## Your task
Exact repetition is required: output every record in full.

▬▬▬▬▬▬▬▬▬▬

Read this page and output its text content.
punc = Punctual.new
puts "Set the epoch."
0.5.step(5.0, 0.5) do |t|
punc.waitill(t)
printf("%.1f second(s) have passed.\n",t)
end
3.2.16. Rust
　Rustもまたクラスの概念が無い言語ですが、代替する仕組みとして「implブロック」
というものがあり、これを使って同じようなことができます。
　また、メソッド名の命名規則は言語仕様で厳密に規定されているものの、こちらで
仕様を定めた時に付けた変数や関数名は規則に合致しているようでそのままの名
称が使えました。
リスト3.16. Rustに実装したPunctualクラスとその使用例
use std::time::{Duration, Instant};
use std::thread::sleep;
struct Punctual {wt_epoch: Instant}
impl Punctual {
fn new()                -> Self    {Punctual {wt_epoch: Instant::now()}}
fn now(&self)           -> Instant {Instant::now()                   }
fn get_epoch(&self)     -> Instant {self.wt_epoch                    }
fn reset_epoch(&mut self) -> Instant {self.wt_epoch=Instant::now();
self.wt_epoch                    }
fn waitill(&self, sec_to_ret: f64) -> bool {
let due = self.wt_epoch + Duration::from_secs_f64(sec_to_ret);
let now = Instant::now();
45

▬▬▬▬▬▬▬▬▬▬

## Final result
Read this page and output its text content.
punc = Punctual.new
puts "Set the epoch."
0.5.step(5.0, 0.5) do |t|
punc.waitill(t)
printf("%.1f second(s) have passed.\n",t)
end
3.2.16. Rust
　Rustもまたクラスの概念が無い言語ですが、代替する仕組みとして「implブロック」
というものがあり、これを使って同じようなことができます。
　また、メソッド名の命名規則は言語仕様で厳密に規定されているものの、こちらで
仕様を定めた時に付けた変数や関数名は規則に合致しているようでそのままの名
称が使えました。
リスト3.16. Rustに実装したPunctualクラスとその使用例
use std::time::{Duration, Instant};
use std::thread::sleep;
struct Punctual {wt_epoch: Instant}
impl Punctual {
fn new()                -> Self    {Punctual {wt_epoch: Instant::now()}}
fn now(&self)           -> Instant {Instant::now()                   }
fn get_epoch(&self)     -> Instant {self.wt_epoch                    }
fn reset_epoch(&mut self) -> Instant {self.wt_epoch=Instant::now();
self.wt_epoch                    }
fn waitill(&self, sec_to_ret: f64) -> bool {
let due = self.wt_epoch + Duration::from_secs_f64(sec_to_ret);
let now = Instant::now();
45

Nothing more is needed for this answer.